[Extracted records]
§

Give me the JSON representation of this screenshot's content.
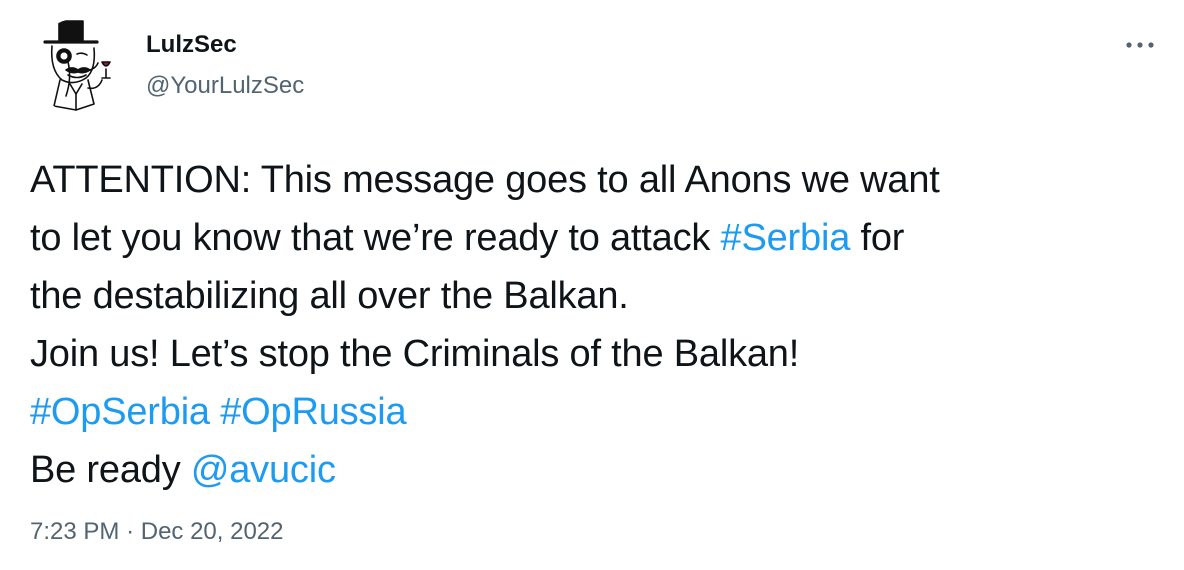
{
  "author": {
    "name": "LulzSec",
    "handle": "@YourLulzSec",
    "avatar_icon": "lulzsec-monocle-man-icon"
  },
  "tweet": {
    "line1": "ATTENTION: This message goes to all Anons we want",
    "line2_prefix": "to let you know that we’re ready to attack ",
    "line2_hashtag": "#Serbia",
    "line2_suffix": " for",
    "line3": "the destabilizing all over the Balkan.",
    "line4": "Join us! Let’s stop the Criminals of the Balkan!",
    "hashtag_opserbia": "#OpSerbia",
    "hashtag_oprussia": "#OpRussia",
    "line6_prefix": "Be ready ",
    "mention": "@avucic"
  },
  "meta": {
    "time": "7:23 PM",
    "separator": "·",
    "date": "Dec 20, 2022"
  },
  "colors": {
    "link": "#1d9bf0",
    "text": "#0f1419",
    "secondary": "#536471"
  }
}
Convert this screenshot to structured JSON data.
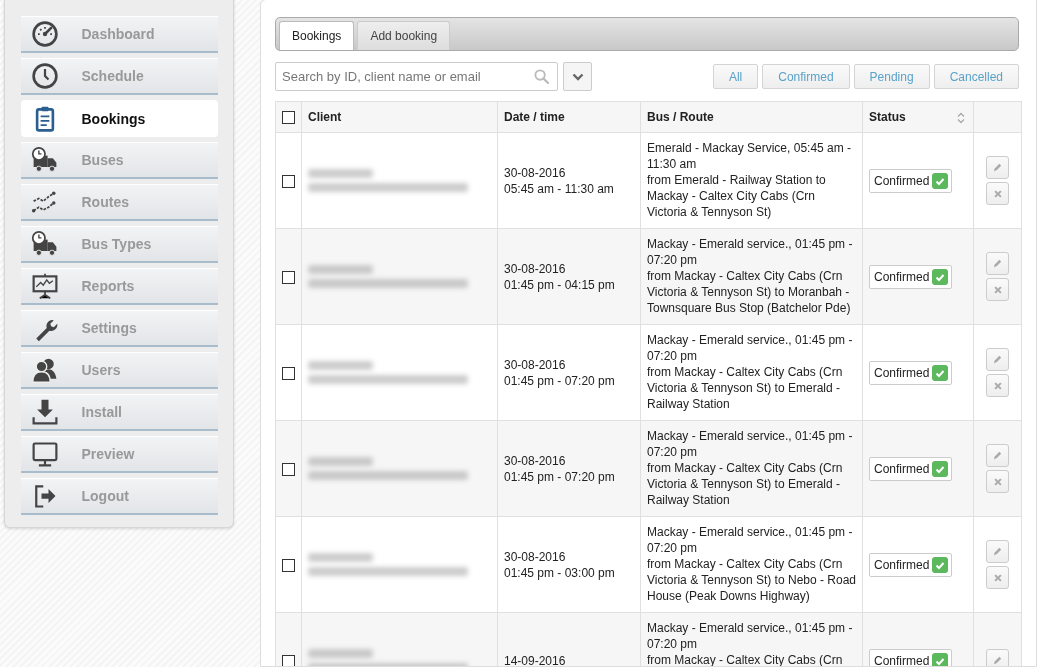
{
  "sidebar": {
    "items": [
      {
        "label": "Dashboard",
        "selected": false
      },
      {
        "label": "Schedule",
        "selected": false
      },
      {
        "label": "Bookings",
        "selected": true
      },
      {
        "label": "Buses",
        "selected": false
      },
      {
        "label": "Routes",
        "selected": false
      },
      {
        "label": "Bus Types",
        "selected": false
      },
      {
        "label": "Reports",
        "selected": false
      },
      {
        "label": "Settings",
        "selected": false
      },
      {
        "label": "Users",
        "selected": false
      },
      {
        "label": "Install",
        "selected": false
      },
      {
        "label": "Preview",
        "selected": false
      },
      {
        "label": "Logout",
        "selected": false
      }
    ]
  },
  "tabs": [
    {
      "label": "Bookings",
      "selected": true
    },
    {
      "label": "Add booking",
      "selected": false
    }
  ],
  "search": {
    "placeholder": "Search by ID, client name or email"
  },
  "filters": [
    {
      "label": "All"
    },
    {
      "label": "Confirmed"
    },
    {
      "label": "Pending"
    },
    {
      "label": "Cancelled"
    }
  ],
  "table": {
    "select_all": false,
    "columns": [
      "Client",
      "Date / time",
      "Bus / Route",
      "Status"
    ],
    "rows": [
      {
        "selected": false,
        "client_redacted": true,
        "date": "30-08-2016",
        "time": "05:45 am - 11:30 am",
        "route_title": "Emerald - Mackay Service, 05:45 am - 11:30 am",
        "route_detail": "from Emerald - Railway Station to Mackay - Caltex City Cabs (Crn Victoria & Tennyson St)",
        "status": "Confirmed",
        "confirmed": true
      },
      {
        "selected": false,
        "client_redacted": true,
        "date": "30-08-2016",
        "time": "01:45 pm - 04:15 pm",
        "route_title": "Mackay - Emerald service., 01:45 pm - 07:20 pm",
        "route_detail": "from Mackay - Caltex City Cabs (Crn Victoria & Tennyson St) to Moranbah - Townsquare Bus Stop (Batchelor Pde)",
        "status": "Confirmed",
        "confirmed": true
      },
      {
        "selected": false,
        "client_redacted": true,
        "date": "30-08-2016",
        "time": "01:45 pm - 07:20 pm",
        "route_title": "Mackay - Emerald service., 01:45 pm - 07:20 pm",
        "route_detail": "from Mackay - Caltex City Cabs (Crn Victoria & Tennyson St) to Emerald - Railway Station",
        "status": "Confirmed",
        "confirmed": true
      },
      {
        "selected": false,
        "client_redacted": true,
        "date": "30-08-2016",
        "time": "01:45 pm - 07:20 pm",
        "route_title": "Mackay - Emerald service., 01:45 pm - 07:20 pm",
        "route_detail": "from Mackay - Caltex City Cabs (Crn Victoria & Tennyson St) to Emerald - Railway Station",
        "status": "Confirmed",
        "confirmed": true
      },
      {
        "selected": false,
        "client_redacted": true,
        "date": "30-08-2016",
        "time": "01:45 pm - 03:00 pm",
        "route_title": "Mackay - Emerald service., 01:45 pm - 07:20 pm",
        "route_detail": "from Mackay - Caltex City Cabs (Crn Victoria & Tennyson St) to Nebo - Road House (Peak Downs Highway)",
        "status": "Confirmed",
        "confirmed": true
      },
      {
        "selected": false,
        "client_redacted": true,
        "date": "14-09-2016",
        "route_title": "Mackay - Emerald service., 01:45 pm - 07:20 pm",
        "route_detail": "from Mackay - Caltex City Cabs (Crn",
        "status": "Confirmed",
        "confirmed": true,
        "edit_only": true
      }
    ]
  }
}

§

Your task -
Restate the full listing verbatim and drop every picture.

Solution to the exercise -
Give me the JSON representation of this screenshot's content.
{
  "author": {
    "name": "LulzSec",
    "handle": "@YourLulzSec",
    "avatar_icon": "lulzsec-monocle-man-icon"
  },
  "tweet": {
    "line1": "ATTENTION: This message goes to all Anons we want",
    "line2_prefix": "to let you know that we’re ready to attack ",
    "line2_hashtag": "#Serbia",
    "line2_suffix": " for",
    "line3": "the destabilizing all over the Balkan.",
    "line4": "Join us! Let’s stop the Criminals of the Balkan!",
    "hashtag_opserbia": "#OpSerbia",
    "hashtag_oprussia": "#OpRussia",
    "line6_prefix": "Be ready ",
    "mention": "@avucic"
  },
  "meta": {
    "time": "7:23 PM",
    "separator": "·",
    "date": "Dec 20, 2022"
  },
  "colors": {
    "link": "#1d9bf0",
    "text": "#0f1419",
    "secondary": "#536471"
  }
}
Convert this screenshot to structured JSON data.
{
  "sidebar": {
    "items": [
      {
        "label": "Dashboard",
        "selected": false
      },
      {
        "label": "Schedule",
        "selected": false
      },
      {
        "label": "Bookings",
        "selected": true
      },
      {
        "label": "Buses",
        "selected": false
      },
      {
        "label": "Routes",
        "selected": false
      },
      {
        "label": "Bus Types",
        "selected": false
      },
      {
        "label": "Reports",
        "selected": false
      },
      {
        "label": "Settings",
        "selected": false
      },
      {
        "label": "Users",
        "selected": false
      },
      {
        "label": "Install",
        "selected": false
      },
      {
        "label": "Preview",
        "selected": false
      },
      {
        "label": "Logout",
        "selected": false
      }
    ]
  },
  "tabs": [
    {
      "label": "Bookings",
      "selected": true
    },
    {
      "label": "Add booking",
      "selected": false
    }
  ],
  "search": {
    "placeholder": "Search by ID, client name or email"
  },
  "filters": [
    {
      "label": "All"
    },
    {
      "label": "Confirmed"
    },
    {
      "label": "Pending"
    },
    {
      "label": "Cancelled"
    }
  ],
  "table": {
    "select_all": false,
    "columns": [
      "Client",
      "Date / time",
      "Bus / Route",
      "Status"
    ],
    "rows": [
      {
        "selected": false,
        "client_redacted": true,
        "date": "30-08-2016",
        "time": "05:45 am - 11:30 am",
        "route_title": "Emerald - Mackay Service, 05:45 am - 11:30 am",
        "route_detail": "from Emerald - Railway Station to Mackay - Caltex City Cabs (Crn Victoria & Tennyson St)",
        "status": "Confirmed",
        "confirmed": true
      },
      {
        "selected": false,
        "client_redacted": true,
        "date": "30-08-2016",
        "time": "01:45 pm - 04:15 pm",
        "route_title": "Mackay - Emerald service., 01:45 pm - 07:20 pm",
        "route_detail": "from Mackay - Caltex City Cabs (Crn Victoria & Tennyson St) to Moranbah - Townsquare Bus Stop (Batchelor Pde)",
        "status": "Confirmed",
        "confirmed": true
      },
      {
        "selected": false,
        "client_redacted": true,
        "date": "30-08-2016",
        "time": "01:45 pm - 07:20 pm",
        "route_title": "Mackay - Emerald service., 01:45 pm - 07:20 pm",
        "route_detail": "from Mackay - Caltex City Cabs (Crn Victoria & Tennyson St) to Emerald - Railway Station",
        "status": "Confirmed",
        "confirmed": true
      },
      {
        "selected": false,
        "client_redacted": true,
        "date": "30-08-2016",
        "time": "01:45 pm - 07:20 pm",
        "route_title": "Mackay - Emerald service., 01:45 pm - 07:20 pm",
        "route_detail": "from Mackay - Caltex City Cabs (Crn Victoria & Tennyson St) to Emerald - Railway Station",
        "status": "Confirmed",
        "confirmed": true
      },
      {
        "selected": false,
        "client_redacted": true,
        "date": "30-08-2016",
        "time": "01:45 pm - 03:00 pm",
        "route_title": "Mackay - Emerald service., 01:45 pm - 07:20 pm",
        "route_detail": "from Mackay - Caltex City Cabs (Crn Victoria & Tennyson St) to Nebo - Road House (Peak Downs Highway)",
        "status": "Confirmed",
        "confirmed": true
      },
      {
        "selected": false,
        "client_redacted": true,
        "date": "14-09-2016",
        "route_title": "Mackay - Emerald service., 01:45 pm - 07:20 pm",
        "route_detail": "from Mackay - Caltex City Cabs (Crn",
        "status": "Confirmed",
        "confirmed": true,
        "edit_only": true
      }
    ]
  }
}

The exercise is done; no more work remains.